=== Supplied entries ===
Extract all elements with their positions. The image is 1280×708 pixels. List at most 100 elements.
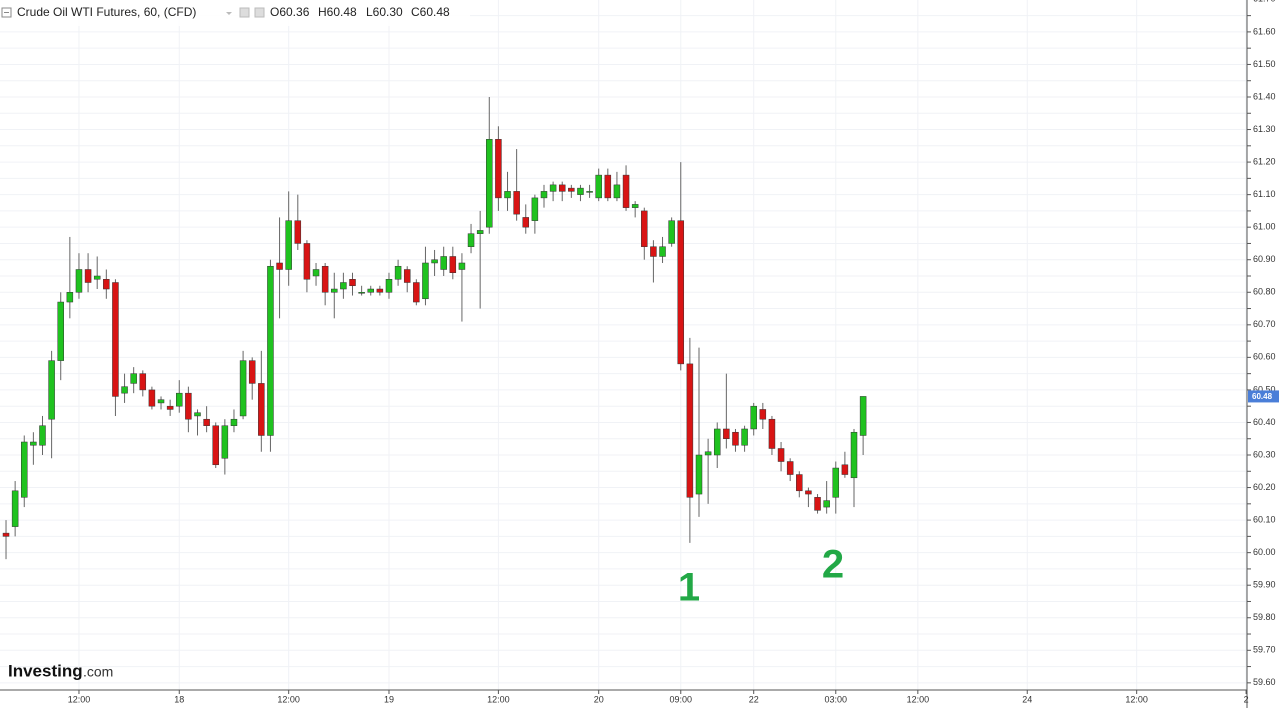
candle-body: [57, 301, 64, 361]
candle-body: [403, 269, 411, 283]
candle-body: [75, 269, 83, 293]
y-tick-label: 59.70: [1253, 645, 1276, 655]
candle-body: [11, 490, 19, 527]
close-icon[interactable]: [254, 7, 265, 18]
candle-body: [221, 425, 229, 459]
candle-body: [513, 191, 520, 215]
candle-body: [522, 217, 530, 228]
candle-body: [568, 187, 575, 192]
chart-title: Crude Oil WTI Futures, 60, (CFD): [17, 5, 196, 19]
candle-body: [30, 441, 37, 446]
grid: [0, 0, 1247, 690]
candle-body: [759, 409, 767, 420]
candle-body: [495, 139, 502, 199]
x-tick-label: 12:00: [487, 694, 510, 704]
candle-body: [677, 220, 685, 365]
candle-body: [103, 279, 110, 290]
candle-body: [750, 405, 757, 430]
candle-body: [203, 418, 210, 426]
y-tick-label: 61.60: [1253, 26, 1276, 36]
candle-body: [230, 418, 238, 426]
candle-body: [768, 418, 776, 449]
collapse-icon[interactable]: [1, 7, 12, 18]
y-tick-label: 60.60: [1253, 352, 1276, 362]
candle-body: [659, 246, 666, 257]
settings-icon[interactable]: [239, 7, 250, 18]
y-tick-label: 60.70: [1253, 319, 1276, 329]
candle-body: [394, 265, 402, 280]
x-tick-label: 12:00: [907, 694, 930, 704]
candle-body: [84, 269, 92, 283]
y-tick-label: 61.30: [1253, 124, 1276, 134]
candle-body: [458, 262, 466, 270]
candle-body: [859, 396, 867, 436]
x-tick-label: 12:00: [68, 694, 91, 704]
candle-body: [321, 265, 329, 293]
candle-body: [185, 392, 192, 420]
x-tick-label: 2: [1244, 694, 1249, 704]
x-tick-label: 12:00: [277, 694, 300, 704]
candle-body: [668, 220, 675, 244]
candle-body: [723, 428, 730, 439]
candle-body: [595, 174, 602, 199]
y-tick-label: 60.50: [1253, 384, 1276, 394]
y-tick-label: 60.10: [1253, 514, 1276, 524]
candle-body: [476, 230, 484, 234]
candle-body: [166, 405, 174, 410]
candle-body: [786, 461, 794, 475]
candle-body: [604, 174, 612, 199]
candle-body: [431, 259, 438, 264]
candle-body: [577, 187, 584, 195]
candle-body: [148, 389, 156, 407]
candle-body: [385, 279, 393, 293]
candle-body: [303, 243, 311, 280]
candle-body: [349, 279, 356, 287]
x-tick-label: 18: [174, 694, 184, 704]
x-tick-label: 03:00: [825, 694, 848, 704]
candles: [2, 96, 867, 560]
y-tick-label: 60.80: [1253, 287, 1276, 297]
candle-body: [440, 256, 447, 270]
x-tick-label: 22: [749, 694, 759, 704]
candle-body: [294, 220, 302, 244]
candle-body: [686, 363, 694, 498]
candle-body: [841, 464, 849, 475]
candle-body: [796, 474, 803, 492]
candle-body: [814, 497, 821, 511]
watermark-suffix: .com: [83, 664, 113, 680]
y-tick-label: 61.10: [1253, 189, 1276, 199]
menu-arrow[interactable]: [226, 12, 232, 15]
candle-body: [139, 373, 147, 391]
ohlc-high: H60.48: [318, 5, 357, 19]
candle-body: [641, 210, 648, 247]
y-tick-label: 60.40: [1253, 417, 1276, 427]
y-tick-label: 61.50: [1253, 59, 1276, 69]
candle-body: [2, 532, 10, 537]
y-tick-label: 60.90: [1253, 254, 1276, 264]
candle-body: [93, 275, 101, 280]
x-tick-label: 12:00: [1125, 694, 1148, 704]
candle-body: [486, 139, 493, 228]
candle-body: [631, 204, 639, 208]
candle-body: [622, 174, 630, 208]
x-tick-label: 24: [1022, 694, 1032, 704]
candle-body: [504, 191, 511, 199]
candle-body: [130, 373, 137, 384]
candle-body: [823, 500, 830, 508]
candle-body: [850, 431, 858, 479]
candle-body: [531, 197, 539, 221]
candle-body: [367, 288, 374, 293]
candle-body: [741, 428, 748, 446]
y-tick-label: 59.90: [1253, 580, 1276, 590]
candle-body: [558, 184, 566, 192]
candle-body: [276, 262, 283, 270]
header-bg: [0, 0, 470, 26]
price-tag-label: 60.48: [1252, 392, 1273, 401]
candle-body: [586, 191, 593, 193]
candle-body: [449, 256, 457, 273]
candle-body: [39, 425, 46, 446]
candle-body: [777, 448, 785, 462]
candle-body: [413, 282, 420, 303]
y-tick-label: 60.00: [1253, 547, 1276, 557]
candle-body: [805, 490, 812, 495]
===
▶ Given task: Please write out the material above again, substituting "bar-body" for every "candle-body" and changing nothing else. Leave the picture out.

▶ Result:
Extract all elements with their positions. The image is 1280×708 pixels. List at most 100 elements.
bar-body: [57, 301, 64, 361]
bar-body: [403, 269, 411, 283]
bar-body: [75, 269, 83, 293]
y-tick-label: 59.70: [1253, 645, 1276, 655]
bar-body: [11, 490, 19, 527]
close-icon[interactable]: [254, 7, 265, 18]
bar-body: [221, 425, 229, 459]
bar-body: [513, 191, 520, 215]
bar-body: [522, 217, 530, 228]
bar-body: [568, 187, 575, 192]
chart-title: Crude Oil WTI Futures, 60, (CFD): [17, 5, 196, 19]
bar-body: [30, 441, 37, 446]
grid: [0, 0, 1247, 690]
bar-body: [759, 409, 767, 420]
bar-body: [495, 139, 502, 199]
x-tick-label: 12:00: [487, 694, 510, 704]
bar-body: [677, 220, 685, 365]
bar-body: [103, 279, 110, 290]
bar-body: [750, 405, 757, 430]
bar-body: [203, 418, 210, 426]
y-tick-label: 61.60: [1253, 26, 1276, 36]
bar-body: [230, 418, 238, 426]
bar-body: [768, 418, 776, 449]
collapse-icon[interactable]: [1, 7, 12, 18]
y-tick-label: 60.60: [1253, 352, 1276, 362]
bar-body: [659, 246, 666, 257]
settings-icon[interactable]: [239, 7, 250, 18]
y-tick-label: 60.70: [1253, 319, 1276, 329]
bar-body: [394, 265, 402, 280]
x-tick-label: 12:00: [907, 694, 930, 704]
bar-body: [84, 269, 92, 283]
y-tick-label: 61.30: [1253, 124, 1276, 134]
bar-body: [458, 262, 466, 270]
bar-body: [859, 396, 867, 436]
x-tick-label: 12:00: [68, 694, 91, 704]
bar-body: [321, 265, 329, 293]
bar-body: [185, 392, 192, 420]
x-tick-label: 2: [1244, 694, 1249, 704]
x-tick-label: 12:00: [277, 694, 300, 704]
bar-body: [668, 220, 675, 244]
bar-body: [723, 428, 730, 439]
bar-body: [595, 174, 602, 199]
y-tick-label: 60.50: [1253, 384, 1276, 394]
y-tick-label: 60.10: [1253, 514, 1276, 524]
bar-body: [476, 230, 484, 234]
bar-body: [166, 405, 174, 410]
bar-body: [786, 461, 794, 475]
bar-body: [604, 174, 612, 199]
bar-body: [431, 259, 438, 264]
bar-body: [577, 187, 584, 195]
bar-body: [148, 389, 156, 407]
bar-body: [385, 279, 393, 293]
bar-body: [303, 243, 311, 280]
bar-body: [349, 279, 356, 287]
x-tick-label: 18: [174, 694, 184, 704]
x-tick-label: 03:00: [825, 694, 848, 704]
candles: [2, 96, 867, 560]
y-tick-label: 60.80: [1253, 287, 1276, 297]
bar-body: [440, 256, 447, 270]
x-tick-label: 22: [749, 694, 759, 704]
bar-body: [294, 220, 302, 244]
bar-body: [686, 363, 694, 498]
bar-body: [841, 464, 849, 475]
bar-body: [796, 474, 803, 492]
bar-body: [814, 497, 821, 511]
watermark-suffix: .com: [83, 664, 113, 680]
y-tick-label: 61.10: [1253, 189, 1276, 199]
menu-arrow[interactable]: [226, 12, 232, 15]
bar-body: [139, 373, 147, 391]
ohlc-high: H60.48: [318, 5, 357, 19]
bar-body: [641, 210, 648, 247]
y-tick-label: 60.40: [1253, 417, 1276, 427]
y-tick-label: 61.50: [1253, 59, 1276, 69]
bar-body: [2, 532, 10, 537]
y-tick-label: 60.90: [1253, 254, 1276, 264]
bar-body: [93, 275, 101, 280]
x-tick-label: 12:00: [1125, 694, 1148, 704]
bar-body: [486, 139, 493, 228]
bar-body: [631, 204, 639, 208]
bar-body: [622, 174, 630, 208]
x-tick-label: 24: [1022, 694, 1032, 704]
bar-body: [504, 191, 511, 199]
bar-body: [130, 373, 137, 384]
bar-body: [823, 500, 830, 508]
bar-body: [850, 431, 858, 479]
bar-body: [531, 197, 539, 221]
bar-body: [367, 288, 374, 293]
bar-body: [741, 428, 748, 446]
y-tick-label: 59.90: [1253, 580, 1276, 590]
bar-body: [558, 184, 566, 192]
bar-body: [276, 262, 283, 270]
header-bg: [0, 0, 470, 26]
price-tag-label: 60.48: [1252, 392, 1273, 401]
bar-body: [586, 191, 593, 193]
bar-body: [449, 256, 457, 273]
bar-body: [39, 425, 46, 446]
bar-body: [777, 448, 785, 462]
bar-body: [413, 282, 420, 303]
y-tick-label: 60.00: [1253, 547, 1276, 557]
bar-body: [805, 490, 812, 495]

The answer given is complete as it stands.